*WHAT YOU HAVE TO DO*.
Each record below must be returned exactly as shown.

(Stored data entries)
____________
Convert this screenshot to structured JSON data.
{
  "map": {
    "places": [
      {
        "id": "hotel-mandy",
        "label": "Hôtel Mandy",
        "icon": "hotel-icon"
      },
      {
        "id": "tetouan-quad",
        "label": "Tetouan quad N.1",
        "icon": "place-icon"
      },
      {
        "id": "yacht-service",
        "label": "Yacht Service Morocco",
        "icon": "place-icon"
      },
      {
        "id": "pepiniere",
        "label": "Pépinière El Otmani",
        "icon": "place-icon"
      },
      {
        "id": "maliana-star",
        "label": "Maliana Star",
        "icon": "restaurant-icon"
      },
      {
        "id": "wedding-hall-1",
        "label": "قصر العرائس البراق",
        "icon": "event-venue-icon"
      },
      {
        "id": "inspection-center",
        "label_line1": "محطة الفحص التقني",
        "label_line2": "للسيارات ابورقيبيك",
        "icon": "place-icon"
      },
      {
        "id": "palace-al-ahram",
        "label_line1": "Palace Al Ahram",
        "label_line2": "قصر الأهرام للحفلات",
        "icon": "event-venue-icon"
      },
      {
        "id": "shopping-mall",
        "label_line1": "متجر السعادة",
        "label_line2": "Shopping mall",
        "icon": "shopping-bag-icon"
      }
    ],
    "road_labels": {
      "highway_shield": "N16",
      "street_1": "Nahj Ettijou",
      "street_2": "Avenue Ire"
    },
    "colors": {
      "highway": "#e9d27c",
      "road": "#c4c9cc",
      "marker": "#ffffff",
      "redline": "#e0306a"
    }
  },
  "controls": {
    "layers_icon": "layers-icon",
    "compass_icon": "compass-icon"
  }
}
____________
*SOLUTION TO THE PROBLEM*.
Convert this screenshot to structured JSON data.
{
  "map": {
    "places": [
      {
        "id": "hotel-mandy",
        "label": "Hôtel Mandy",
        "icon": "hotel-icon"
      },
      {
        "id": "tetouan-quad",
        "label": "Tetouan quad N.1",
        "icon": "place-icon"
      },
      {
        "id": "yacht-service",
        "label": "Yacht Service Morocco",
        "icon": "place-icon"
      },
      {
        "id": "pepiniere",
        "label": "Pépinière El Otmani",
        "icon": "place-icon"
      },
      {
        "id": "maliana-star",
        "label": "Maliana Star",
        "icon": "restaurant-icon"
      },
      {
        "id": "wedding-hall-1",
        "label": "قصر العرائس البراق",
        "icon": "event-venue-icon"
      },
      {
        "id": "inspection-center",
        "label_line1": "محطة الفحص التقني",
        "label_line2": "للسيارات ابورقيبيك",
        "icon": "place-icon"
      },
      {
        "id": "palace-al-ahram",
        "label_line1": "Palace Al Ahram",
        "label_line2": "قصر الأهرام للحفلات",
        "icon": "event-venue-icon"
      },
      {
        "id": "shopping-mall",
        "label_line1": "متجر السعادة",
        "label_line2": "Shopping mall",
        "icon": "shopping-bag-icon"
      }
    ],
    "road_labels": {
      "highway_shield": "N16",
      "street_1": "Nahj Ettijou",
      "street_2": "Avenue Ire"
    },
    "colors": {
      "highway": "#e9d27c",
      "road": "#c4c9cc",
      "marker": "#ffffff",
      "redline": "#e0306a"
    }
  },
  "controls": {
    "layers_icon": "layers-icon",
    "compass_icon": "compass-icon"
  }
}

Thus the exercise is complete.